> [PROVIDED RECORDS]:
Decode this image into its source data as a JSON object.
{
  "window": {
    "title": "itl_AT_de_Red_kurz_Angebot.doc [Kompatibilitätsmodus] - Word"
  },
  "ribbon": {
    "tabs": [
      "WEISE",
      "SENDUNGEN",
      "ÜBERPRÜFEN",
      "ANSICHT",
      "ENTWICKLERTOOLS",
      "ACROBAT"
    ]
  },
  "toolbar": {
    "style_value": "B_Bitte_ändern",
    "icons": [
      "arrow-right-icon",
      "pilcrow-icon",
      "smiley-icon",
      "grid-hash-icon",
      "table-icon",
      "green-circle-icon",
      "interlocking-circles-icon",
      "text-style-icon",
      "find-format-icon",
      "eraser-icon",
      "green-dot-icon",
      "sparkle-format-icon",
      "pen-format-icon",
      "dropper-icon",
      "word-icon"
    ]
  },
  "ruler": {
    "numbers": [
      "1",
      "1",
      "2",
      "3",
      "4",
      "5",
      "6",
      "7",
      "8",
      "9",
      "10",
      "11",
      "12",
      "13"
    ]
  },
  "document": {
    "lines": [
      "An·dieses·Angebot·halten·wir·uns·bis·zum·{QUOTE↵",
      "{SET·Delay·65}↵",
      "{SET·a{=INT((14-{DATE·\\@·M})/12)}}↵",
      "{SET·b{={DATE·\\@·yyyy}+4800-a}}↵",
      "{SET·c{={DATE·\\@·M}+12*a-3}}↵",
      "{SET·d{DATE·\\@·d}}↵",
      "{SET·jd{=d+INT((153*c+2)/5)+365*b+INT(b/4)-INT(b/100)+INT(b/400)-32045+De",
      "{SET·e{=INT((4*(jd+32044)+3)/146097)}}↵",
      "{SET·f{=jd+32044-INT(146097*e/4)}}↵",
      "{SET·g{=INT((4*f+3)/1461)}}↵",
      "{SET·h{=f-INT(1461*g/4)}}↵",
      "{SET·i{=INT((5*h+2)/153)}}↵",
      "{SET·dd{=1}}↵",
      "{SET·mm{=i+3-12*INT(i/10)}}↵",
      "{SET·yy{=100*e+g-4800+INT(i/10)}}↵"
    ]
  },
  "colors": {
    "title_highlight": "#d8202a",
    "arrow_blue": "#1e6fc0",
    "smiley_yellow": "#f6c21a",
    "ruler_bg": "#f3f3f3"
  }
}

> [EXERCISE GOAL]:
The records above must be output exactly, in full.

> [EXPECTED ANSWER]:
Decode this image into its source data as a JSON object.
{
  "window": {
    "title": "itl_AT_de_Red_kurz_Angebot.doc [Kompatibilitätsmodus] - Word"
  },
  "ribbon": {
    "tabs": [
      "WEISE",
      "SENDUNGEN",
      "ÜBERPRÜFEN",
      "ANSICHT",
      "ENTWICKLERTOOLS",
      "ACROBAT"
    ]
  },
  "toolbar": {
    "style_value": "B_Bitte_ändern",
    "icons": [
      "arrow-right-icon",
      "pilcrow-icon",
      "smiley-icon",
      "grid-hash-icon",
      "table-icon",
      "green-circle-icon",
      "interlocking-circles-icon",
      "text-style-icon",
      "find-format-icon",
      "eraser-icon",
      "green-dot-icon",
      "sparkle-format-icon",
      "pen-format-icon",
      "dropper-icon",
      "word-icon"
    ]
  },
  "ruler": {
    "numbers": [
      "1",
      "1",
      "2",
      "3",
      "4",
      "5",
      "6",
      "7",
      "8",
      "9",
      "10",
      "11",
      "12",
      "13"
    ]
  },
  "document": {
    "lines": [
      "An·dieses·Angebot·halten·wir·uns·bis·zum·{QUOTE↵",
      "{SET·Delay·65}↵",
      "{SET·a{=INT((14-{DATE·\\@·M})/12)}}↵",
      "{SET·b{={DATE·\\@·yyyy}+4800-a}}↵",
      "{SET·c{={DATE·\\@·M}+12*a-3}}↵",
      "{SET·d{DATE·\\@·d}}↵",
      "{SET·jd{=d+INT((153*c+2)/5)+365*b+INT(b/4)-INT(b/100)+INT(b/400)-32045+De",
      "{SET·e{=INT((4*(jd+32044)+3)/146097)}}↵",
      "{SET·f{=jd+32044-INT(146097*e/4)}}↵",
      "{SET·g{=INT((4*f+3)/1461)}}↵",
      "{SET·h{=f-INT(1461*g/4)}}↵",
      "{SET·i{=INT((5*h+2)/153)}}↵",
      "{SET·dd{=1}}↵",
      "{SET·mm{=i+3-12*INT(i/10)}}↵",
      "{SET·yy{=100*e+g-4800+INT(i/10)}}↵"
    ]
  },
  "colors": {
    "title_highlight": "#d8202a",
    "arrow_blue": "#1e6fc0",
    "smiley_yellow": "#f6c21a",
    "ruler_bg": "#f3f3f3"
  }
}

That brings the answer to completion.